=== Entries provided ===
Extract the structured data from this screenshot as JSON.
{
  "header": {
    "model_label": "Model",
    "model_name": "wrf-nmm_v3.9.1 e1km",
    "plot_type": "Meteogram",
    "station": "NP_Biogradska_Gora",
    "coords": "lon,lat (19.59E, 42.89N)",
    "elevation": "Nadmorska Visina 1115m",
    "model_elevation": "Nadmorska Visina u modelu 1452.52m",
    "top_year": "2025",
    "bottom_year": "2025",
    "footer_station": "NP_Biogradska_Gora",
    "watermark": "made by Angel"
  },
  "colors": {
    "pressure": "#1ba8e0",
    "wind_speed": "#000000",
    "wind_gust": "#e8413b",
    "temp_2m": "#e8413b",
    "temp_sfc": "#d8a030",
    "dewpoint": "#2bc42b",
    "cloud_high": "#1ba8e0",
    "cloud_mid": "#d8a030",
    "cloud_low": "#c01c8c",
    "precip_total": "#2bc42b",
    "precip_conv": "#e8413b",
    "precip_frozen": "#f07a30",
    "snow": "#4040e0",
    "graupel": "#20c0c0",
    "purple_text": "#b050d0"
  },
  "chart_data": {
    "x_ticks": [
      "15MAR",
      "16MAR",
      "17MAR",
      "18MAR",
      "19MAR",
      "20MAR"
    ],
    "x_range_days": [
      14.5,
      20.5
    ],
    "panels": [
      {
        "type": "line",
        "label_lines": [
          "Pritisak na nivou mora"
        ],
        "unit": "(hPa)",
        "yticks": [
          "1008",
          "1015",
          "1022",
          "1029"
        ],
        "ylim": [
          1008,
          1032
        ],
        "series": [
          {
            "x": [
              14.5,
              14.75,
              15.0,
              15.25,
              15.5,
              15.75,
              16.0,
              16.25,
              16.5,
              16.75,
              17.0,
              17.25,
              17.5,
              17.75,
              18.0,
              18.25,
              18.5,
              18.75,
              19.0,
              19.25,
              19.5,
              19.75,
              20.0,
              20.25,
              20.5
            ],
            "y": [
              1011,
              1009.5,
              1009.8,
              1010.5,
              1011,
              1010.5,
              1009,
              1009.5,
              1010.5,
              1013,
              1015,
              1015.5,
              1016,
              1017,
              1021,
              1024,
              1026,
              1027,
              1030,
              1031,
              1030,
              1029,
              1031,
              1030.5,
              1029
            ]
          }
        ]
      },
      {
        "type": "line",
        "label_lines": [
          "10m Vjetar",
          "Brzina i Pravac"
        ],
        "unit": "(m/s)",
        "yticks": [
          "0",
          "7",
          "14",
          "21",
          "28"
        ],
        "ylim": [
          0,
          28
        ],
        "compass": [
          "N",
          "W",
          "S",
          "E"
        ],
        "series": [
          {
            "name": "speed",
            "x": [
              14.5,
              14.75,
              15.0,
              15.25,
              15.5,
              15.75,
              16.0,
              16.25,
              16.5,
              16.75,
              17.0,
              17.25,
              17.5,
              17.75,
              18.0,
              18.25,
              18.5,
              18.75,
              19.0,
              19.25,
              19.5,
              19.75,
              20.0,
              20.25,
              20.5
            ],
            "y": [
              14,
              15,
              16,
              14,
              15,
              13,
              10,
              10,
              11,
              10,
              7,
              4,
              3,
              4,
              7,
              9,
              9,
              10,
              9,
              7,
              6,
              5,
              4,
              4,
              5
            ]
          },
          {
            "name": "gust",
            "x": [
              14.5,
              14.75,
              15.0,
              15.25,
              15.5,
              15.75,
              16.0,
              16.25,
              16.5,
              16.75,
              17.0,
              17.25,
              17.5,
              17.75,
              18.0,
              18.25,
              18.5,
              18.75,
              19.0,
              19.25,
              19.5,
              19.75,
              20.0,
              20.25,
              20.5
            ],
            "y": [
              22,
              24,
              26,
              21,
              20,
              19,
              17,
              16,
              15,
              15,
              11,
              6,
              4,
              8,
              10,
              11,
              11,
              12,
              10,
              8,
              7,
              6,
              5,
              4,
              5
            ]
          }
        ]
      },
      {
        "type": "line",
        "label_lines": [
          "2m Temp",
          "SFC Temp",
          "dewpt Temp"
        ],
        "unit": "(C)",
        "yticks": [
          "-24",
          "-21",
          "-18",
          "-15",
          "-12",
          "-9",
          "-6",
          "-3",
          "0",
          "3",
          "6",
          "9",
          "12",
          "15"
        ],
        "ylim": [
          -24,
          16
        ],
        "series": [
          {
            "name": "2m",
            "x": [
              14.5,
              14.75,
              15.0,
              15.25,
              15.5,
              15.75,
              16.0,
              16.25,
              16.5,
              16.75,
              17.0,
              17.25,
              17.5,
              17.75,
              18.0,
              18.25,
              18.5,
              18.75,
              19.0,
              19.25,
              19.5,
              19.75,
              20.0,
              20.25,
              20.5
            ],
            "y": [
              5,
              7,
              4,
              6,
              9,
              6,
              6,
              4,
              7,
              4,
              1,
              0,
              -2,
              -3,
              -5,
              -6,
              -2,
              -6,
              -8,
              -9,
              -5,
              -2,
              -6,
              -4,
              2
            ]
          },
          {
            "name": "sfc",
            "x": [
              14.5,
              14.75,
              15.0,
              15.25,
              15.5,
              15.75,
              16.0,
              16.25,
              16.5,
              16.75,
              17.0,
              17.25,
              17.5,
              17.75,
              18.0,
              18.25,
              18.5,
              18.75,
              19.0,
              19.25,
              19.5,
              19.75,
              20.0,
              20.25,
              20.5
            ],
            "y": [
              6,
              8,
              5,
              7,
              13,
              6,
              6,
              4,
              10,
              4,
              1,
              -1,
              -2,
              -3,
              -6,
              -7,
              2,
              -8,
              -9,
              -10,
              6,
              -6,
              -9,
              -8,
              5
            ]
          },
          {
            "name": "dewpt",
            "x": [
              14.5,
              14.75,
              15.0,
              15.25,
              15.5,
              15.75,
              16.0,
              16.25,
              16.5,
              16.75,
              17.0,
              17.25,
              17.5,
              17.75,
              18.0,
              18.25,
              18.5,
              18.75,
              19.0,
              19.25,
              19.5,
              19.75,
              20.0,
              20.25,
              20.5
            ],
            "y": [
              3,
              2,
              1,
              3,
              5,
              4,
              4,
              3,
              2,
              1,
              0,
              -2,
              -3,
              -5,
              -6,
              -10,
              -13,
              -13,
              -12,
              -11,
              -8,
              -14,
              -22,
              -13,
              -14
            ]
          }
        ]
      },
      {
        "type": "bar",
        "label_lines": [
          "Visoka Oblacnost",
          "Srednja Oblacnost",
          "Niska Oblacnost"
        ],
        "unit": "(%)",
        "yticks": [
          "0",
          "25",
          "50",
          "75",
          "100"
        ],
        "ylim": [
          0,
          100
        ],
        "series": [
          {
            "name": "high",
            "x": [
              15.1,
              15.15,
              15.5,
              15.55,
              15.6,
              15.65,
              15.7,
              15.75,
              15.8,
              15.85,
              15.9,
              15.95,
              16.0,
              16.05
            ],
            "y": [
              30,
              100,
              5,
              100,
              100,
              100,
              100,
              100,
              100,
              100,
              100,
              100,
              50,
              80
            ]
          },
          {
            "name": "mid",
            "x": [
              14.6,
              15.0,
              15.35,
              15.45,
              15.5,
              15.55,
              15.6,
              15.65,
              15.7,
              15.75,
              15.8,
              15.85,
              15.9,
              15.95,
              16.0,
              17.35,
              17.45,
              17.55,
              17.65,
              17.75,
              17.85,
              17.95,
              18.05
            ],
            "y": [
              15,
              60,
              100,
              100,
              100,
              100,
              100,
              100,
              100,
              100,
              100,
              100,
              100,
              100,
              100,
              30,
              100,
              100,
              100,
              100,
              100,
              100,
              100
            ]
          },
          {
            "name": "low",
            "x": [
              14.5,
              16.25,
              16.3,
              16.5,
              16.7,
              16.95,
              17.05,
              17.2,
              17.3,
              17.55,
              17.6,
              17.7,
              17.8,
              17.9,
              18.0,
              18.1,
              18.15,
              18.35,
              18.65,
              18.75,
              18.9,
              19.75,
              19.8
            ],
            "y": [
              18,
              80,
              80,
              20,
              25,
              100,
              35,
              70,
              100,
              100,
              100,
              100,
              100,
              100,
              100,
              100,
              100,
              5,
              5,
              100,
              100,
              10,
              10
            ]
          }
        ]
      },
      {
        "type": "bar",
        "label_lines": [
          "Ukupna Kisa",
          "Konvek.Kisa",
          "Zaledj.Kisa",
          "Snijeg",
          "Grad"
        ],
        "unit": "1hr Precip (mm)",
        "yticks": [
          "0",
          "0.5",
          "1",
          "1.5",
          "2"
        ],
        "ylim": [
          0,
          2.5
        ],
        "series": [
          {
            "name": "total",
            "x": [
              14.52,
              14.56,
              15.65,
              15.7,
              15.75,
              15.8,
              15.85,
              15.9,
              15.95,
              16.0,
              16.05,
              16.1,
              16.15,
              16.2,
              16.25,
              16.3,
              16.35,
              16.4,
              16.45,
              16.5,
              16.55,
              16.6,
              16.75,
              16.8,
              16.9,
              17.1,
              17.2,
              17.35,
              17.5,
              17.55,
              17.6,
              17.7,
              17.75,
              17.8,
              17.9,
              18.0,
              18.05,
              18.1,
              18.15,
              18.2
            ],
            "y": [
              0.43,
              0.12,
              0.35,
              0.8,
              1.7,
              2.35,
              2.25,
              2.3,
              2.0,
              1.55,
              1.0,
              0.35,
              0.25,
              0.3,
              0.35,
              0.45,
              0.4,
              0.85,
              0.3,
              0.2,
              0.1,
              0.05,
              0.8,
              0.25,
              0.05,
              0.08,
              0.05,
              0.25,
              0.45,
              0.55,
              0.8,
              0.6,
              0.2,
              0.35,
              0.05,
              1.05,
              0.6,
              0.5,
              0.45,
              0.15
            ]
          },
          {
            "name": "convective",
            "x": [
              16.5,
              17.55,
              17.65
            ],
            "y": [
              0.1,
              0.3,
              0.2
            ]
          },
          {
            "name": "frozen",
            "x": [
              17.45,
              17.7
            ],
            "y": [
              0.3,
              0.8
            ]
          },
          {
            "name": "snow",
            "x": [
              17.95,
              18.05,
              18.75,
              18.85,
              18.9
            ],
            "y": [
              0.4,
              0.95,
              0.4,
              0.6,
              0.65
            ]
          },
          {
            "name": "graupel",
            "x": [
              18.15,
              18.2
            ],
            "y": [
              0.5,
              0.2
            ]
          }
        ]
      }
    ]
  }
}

=== Exercise aim ===
Locate each line with the word "Visina" and copy it.

=== Correct output ===
    "elevation": "Nadmorska Visina 1115m",
    "model_elevation": "Nadmorska Visina u modelu 1452.52m",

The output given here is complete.